[TASK PROMPT] Please give the data below again in full, exactly as it stands.

[Dataset entries on figures]
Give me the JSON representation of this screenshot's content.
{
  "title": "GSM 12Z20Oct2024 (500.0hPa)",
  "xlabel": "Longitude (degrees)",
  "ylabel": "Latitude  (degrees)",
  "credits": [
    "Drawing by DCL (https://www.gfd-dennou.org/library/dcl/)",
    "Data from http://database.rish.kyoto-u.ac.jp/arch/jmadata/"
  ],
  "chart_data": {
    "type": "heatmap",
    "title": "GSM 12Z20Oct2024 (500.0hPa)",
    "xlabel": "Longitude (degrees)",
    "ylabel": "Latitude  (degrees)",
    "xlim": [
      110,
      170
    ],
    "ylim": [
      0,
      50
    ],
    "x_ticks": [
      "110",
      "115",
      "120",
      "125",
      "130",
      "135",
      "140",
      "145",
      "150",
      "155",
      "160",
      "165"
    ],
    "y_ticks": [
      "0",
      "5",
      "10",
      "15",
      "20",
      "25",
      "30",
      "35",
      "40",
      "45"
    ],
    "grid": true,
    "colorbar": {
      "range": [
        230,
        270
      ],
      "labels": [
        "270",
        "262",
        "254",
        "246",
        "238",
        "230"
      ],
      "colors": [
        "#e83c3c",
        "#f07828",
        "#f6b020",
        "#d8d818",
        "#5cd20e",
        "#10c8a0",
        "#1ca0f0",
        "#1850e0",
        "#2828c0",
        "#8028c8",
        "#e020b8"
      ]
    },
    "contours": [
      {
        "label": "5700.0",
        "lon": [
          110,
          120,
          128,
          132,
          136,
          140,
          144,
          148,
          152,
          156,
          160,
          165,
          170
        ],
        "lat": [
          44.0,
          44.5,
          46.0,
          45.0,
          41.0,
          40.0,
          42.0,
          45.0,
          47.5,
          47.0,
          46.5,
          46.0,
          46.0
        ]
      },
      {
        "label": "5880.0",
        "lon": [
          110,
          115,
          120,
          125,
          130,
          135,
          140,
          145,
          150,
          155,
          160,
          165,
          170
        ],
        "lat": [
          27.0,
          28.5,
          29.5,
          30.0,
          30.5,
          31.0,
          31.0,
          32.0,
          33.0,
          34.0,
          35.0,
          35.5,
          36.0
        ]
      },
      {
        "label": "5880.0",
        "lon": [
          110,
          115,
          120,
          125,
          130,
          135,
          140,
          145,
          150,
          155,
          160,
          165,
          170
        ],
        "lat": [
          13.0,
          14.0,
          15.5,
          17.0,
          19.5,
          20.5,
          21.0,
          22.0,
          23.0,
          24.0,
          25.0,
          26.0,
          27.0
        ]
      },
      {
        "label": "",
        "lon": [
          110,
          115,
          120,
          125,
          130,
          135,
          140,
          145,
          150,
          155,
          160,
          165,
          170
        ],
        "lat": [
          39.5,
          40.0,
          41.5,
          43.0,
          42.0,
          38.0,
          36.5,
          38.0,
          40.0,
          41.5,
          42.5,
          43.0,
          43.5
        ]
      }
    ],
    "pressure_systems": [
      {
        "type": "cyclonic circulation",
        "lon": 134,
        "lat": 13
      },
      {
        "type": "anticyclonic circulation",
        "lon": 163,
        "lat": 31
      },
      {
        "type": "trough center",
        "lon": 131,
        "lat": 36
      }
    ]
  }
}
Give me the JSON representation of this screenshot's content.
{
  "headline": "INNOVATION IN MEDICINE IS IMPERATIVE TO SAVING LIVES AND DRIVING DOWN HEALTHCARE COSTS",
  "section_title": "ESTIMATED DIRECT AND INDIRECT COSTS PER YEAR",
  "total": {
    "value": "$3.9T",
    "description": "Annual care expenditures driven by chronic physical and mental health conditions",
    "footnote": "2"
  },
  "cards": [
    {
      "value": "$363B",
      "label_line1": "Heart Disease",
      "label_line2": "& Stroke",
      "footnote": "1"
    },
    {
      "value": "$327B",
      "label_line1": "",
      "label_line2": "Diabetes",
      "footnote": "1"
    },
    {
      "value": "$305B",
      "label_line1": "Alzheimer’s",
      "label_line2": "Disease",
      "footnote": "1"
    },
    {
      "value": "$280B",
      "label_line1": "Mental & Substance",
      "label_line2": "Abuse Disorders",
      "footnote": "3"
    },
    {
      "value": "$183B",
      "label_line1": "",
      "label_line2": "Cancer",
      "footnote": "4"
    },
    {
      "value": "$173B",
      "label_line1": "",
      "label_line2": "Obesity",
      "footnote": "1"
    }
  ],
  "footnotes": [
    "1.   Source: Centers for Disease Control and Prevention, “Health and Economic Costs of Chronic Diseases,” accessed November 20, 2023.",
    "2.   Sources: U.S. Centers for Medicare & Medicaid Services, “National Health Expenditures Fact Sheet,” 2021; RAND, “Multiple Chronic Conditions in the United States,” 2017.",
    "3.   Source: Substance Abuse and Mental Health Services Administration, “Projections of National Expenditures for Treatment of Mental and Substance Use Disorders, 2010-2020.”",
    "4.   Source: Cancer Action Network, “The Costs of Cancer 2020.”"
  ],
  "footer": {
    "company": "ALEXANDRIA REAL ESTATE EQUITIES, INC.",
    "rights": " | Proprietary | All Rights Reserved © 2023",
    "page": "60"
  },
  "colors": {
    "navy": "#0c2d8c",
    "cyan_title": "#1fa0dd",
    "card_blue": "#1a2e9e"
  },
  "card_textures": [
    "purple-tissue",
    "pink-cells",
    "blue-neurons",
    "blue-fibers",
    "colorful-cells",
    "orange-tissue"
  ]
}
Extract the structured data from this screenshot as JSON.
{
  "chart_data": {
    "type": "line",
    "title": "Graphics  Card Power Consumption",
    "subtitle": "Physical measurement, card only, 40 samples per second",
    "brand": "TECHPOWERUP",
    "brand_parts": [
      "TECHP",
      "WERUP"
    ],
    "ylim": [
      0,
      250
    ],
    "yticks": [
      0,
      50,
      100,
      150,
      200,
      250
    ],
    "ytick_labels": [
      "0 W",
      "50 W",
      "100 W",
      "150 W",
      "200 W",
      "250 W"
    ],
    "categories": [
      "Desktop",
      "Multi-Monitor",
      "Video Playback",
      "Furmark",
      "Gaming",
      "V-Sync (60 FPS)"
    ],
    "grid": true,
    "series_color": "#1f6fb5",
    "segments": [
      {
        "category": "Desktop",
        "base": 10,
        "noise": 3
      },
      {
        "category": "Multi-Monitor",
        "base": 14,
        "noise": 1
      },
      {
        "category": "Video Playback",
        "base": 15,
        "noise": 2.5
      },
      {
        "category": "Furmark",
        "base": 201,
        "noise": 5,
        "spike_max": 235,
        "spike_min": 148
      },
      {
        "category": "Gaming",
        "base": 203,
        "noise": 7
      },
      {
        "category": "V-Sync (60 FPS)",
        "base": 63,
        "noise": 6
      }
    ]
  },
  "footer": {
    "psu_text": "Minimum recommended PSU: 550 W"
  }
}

[ANSWER FOR THIS EXERCISE]
Give me the JSON representation of this screenshot's content.
{
  "title": "GSM 12Z20Oct2024 (500.0hPa)",
  "xlabel": "Longitude (degrees)",
  "ylabel": "Latitude  (degrees)",
  "credits": [
    "Drawing by DCL (https://www.gfd-dennou.org/library/dcl/)",
    "Data from http://database.rish.kyoto-u.ac.jp/arch/jmadata/"
  ],
  "chart_data": {
    "type": "heatmap",
    "title": "GSM 12Z20Oct2024 (500.0hPa)",
    "xlabel": "Longitude (degrees)",
    "ylabel": "Latitude  (degrees)",
    "xlim": [
      110,
      170
    ],
    "ylim": [
      0,
      50
    ],
    "x_ticks": [
      "110",
      "115",
      "120",
      "125",
      "130",
      "135",
      "140",
      "145",
      "150",
      "155",
      "160",
      "165"
    ],
    "y_ticks": [
      "0",
      "5",
      "10",
      "15",
      "20",
      "25",
      "30",
      "35",
      "40",
      "45"
    ],
    "grid": true,
    "colorbar": {
      "range": [
        230,
        270
      ],
      "labels": [
        "270",
        "262",
        "254",
        "246",
        "238",
        "230"
      ],
      "colors": [
        "#e83c3c",
        "#f07828",
        "#f6b020",
        "#d8d818",
        "#5cd20e",
        "#10c8a0",
        "#1ca0f0",
        "#1850e0",
        "#2828c0",
        "#8028c8",
        "#e020b8"
      ]
    },
    "contours": [
      {
        "label": "5700.0",
        "lon": [
          110,
          120,
          128,
          132,
          136,
          140,
          144,
          148,
          152,
          156,
          160,
          165,
          170
        ],
        "lat": [
          44.0,
          44.5,
          46.0,
          45.0,
          41.0,
          40.0,
          42.0,
          45.0,
          47.5,
          47.0,
          46.5,
          46.0,
          46.0
        ]
      },
      {
        "label": "5880.0",
        "lon": [
          110,
          115,
          120,
          125,
          130,
          135,
          140,
          145,
          150,
          155,
          160,
          165,
          170
        ],
        "lat": [
          27.0,
          28.5,
          29.5,
          30.0,
          30.5,
          31.0,
          31.0,
          32.0,
          33.0,
          34.0,
          35.0,
          35.5,
          36.0
        ]
      },
      {
        "label": "5880.0",
        "lon": [
          110,
          115,
          120,
          125,
          130,
          135,
          140,
          145,
          150,
          155,
          160,
          165,
          170
        ],
        "lat": [
          13.0,
          14.0,
          15.5,
          17.0,
          19.5,
          20.5,
          21.0,
          22.0,
          23.0,
          24.0,
          25.0,
          26.0,
          27.0
        ]
      },
      {
        "label": "",
        "lon": [
          110,
          115,
          120,
          125,
          130,
          135,
          140,
          145,
          150,
          155,
          160,
          165,
          170
        ],
        "lat": [
          39.5,
          40.0,
          41.5,
          43.0,
          42.0,
          38.0,
          36.5,
          38.0,
          40.0,
          41.5,
          42.5,
          43.0,
          43.5
        ]
      }
    ],
    "pressure_systems": [
      {
        "type": "cyclonic circulation",
        "lon": 134,
        "lat": 13
      },
      {
        "type": "anticyclonic circulation",
        "lon": 163,
        "lat": 31
      },
      {
        "type": "trough center",
        "lon": 131,
        "lat": 36
      }
    ]
  }
}
Give me the JSON representation of this screenshot's content.
{
  "headline": "INNOVATION IN MEDICINE IS IMPERATIVE TO SAVING LIVES AND DRIVING DOWN HEALTHCARE COSTS",
  "section_title": "ESTIMATED DIRECT AND INDIRECT COSTS PER YEAR",
  "total": {
    "value": "$3.9T",
    "description": "Annual care expenditures driven by chronic physical and mental health conditions",
    "footnote": "2"
  },
  "cards": [
    {
      "value": "$363B",
      "label_line1": "Heart Disease",
      "label_line2": "& Stroke",
      "footnote": "1"
    },
    {
      "value": "$327B",
      "label_line1": "",
      "label_line2": "Diabetes",
      "footnote": "1"
    },
    {
      "value": "$305B",
      "label_line1": "Alzheimer’s",
      "label_line2": "Disease",
      "footnote": "1"
    },
    {
      "value": "$280B",
      "label_line1": "Mental & Substance",
      "label_line2": "Abuse Disorders",
      "footnote": "3"
    },
    {
      "value": "$183B",
      "label_line1": "",
      "label_line2": "Cancer",
      "footnote": "4"
    },
    {
      "value": "$173B",
      "label_line1": "",
      "label_line2": "Obesity",
      "footnote": "1"
    }
  ],
  "footnotes": [
    "1.   Source: Centers for Disease Control and Prevention, “Health and Economic Costs of Chronic Diseases,” accessed November 20, 2023.",
    "2.   Sources: U.S. Centers for Medicare & Medicaid Services, “National Health Expenditures Fact Sheet,” 2021; RAND, “Multiple Chronic Conditions in the United States,” 2017.",
    "3.   Source: Substance Abuse and Mental Health Services Administration, “Projections of National Expenditures for Treatment of Mental and Substance Use Disorders, 2010-2020.”",
    "4.   Source: Cancer Action Network, “The Costs of Cancer 2020.”"
  ],
  "footer": {
    "company": "ALEXANDRIA REAL ESTATE EQUITIES, INC.",
    "rights": " | Proprietary | All Rights Reserved © 2023",
    "page": "60"
  },
  "colors": {
    "navy": "#0c2d8c",
    "cyan_title": "#1fa0dd",
    "card_blue": "#1a2e9e"
  },
  "card_textures": [
    "purple-tissue",
    "pink-cells",
    "blue-neurons",
    "blue-fibers",
    "colorful-cells",
    "orange-tissue"
  ]
}
Extract the structured data from this screenshot as JSON.
{
  "chart_data": {
    "type": "line",
    "title": "Graphics  Card Power Consumption",
    "subtitle": "Physical measurement, card only, 40 samples per second",
    "brand": "TECHPOWERUP",
    "brand_parts": [
      "TECHP",
      "WERUP"
    ],
    "ylim": [
      0,
      250
    ],
    "yticks": [
      0,
      50,
      100,
      150,
      200,
      250
    ],
    "ytick_labels": [
      "0 W",
      "50 W",
      "100 W",
      "150 W",
      "200 W",
      "250 W"
    ],
    "categories": [
      "Desktop",
      "Multi-Monitor",
      "Video Playback",
      "Furmark",
      "Gaming",
      "V-Sync (60 FPS)"
    ],
    "grid": true,
    "series_color": "#1f6fb5",
    "segments": [
      {
        "category": "Desktop",
        "base": 10,
        "noise": 3
      },
      {
        "category": "Multi-Monitor",
        "base": 14,
        "noise": 1
      },
      {
        "category": "Video Playback",
        "base": 15,
        "noise": 2.5
      },
      {
        "category": "Furmark",
        "base": 201,
        "noise": 5,
        "spike_max": 235,
        "spike_min": 148
      },
      {
        "category": "Gaming",
        "base": 203,
        "noise": 7
      },
      {
        "category": "V-Sync (60 FPS)",
        "base": 63,
        "noise": 6
      }
    ]
  },
  "footer": {
    "psu_text": "Minimum recommended PSU: 550 W"
  }
}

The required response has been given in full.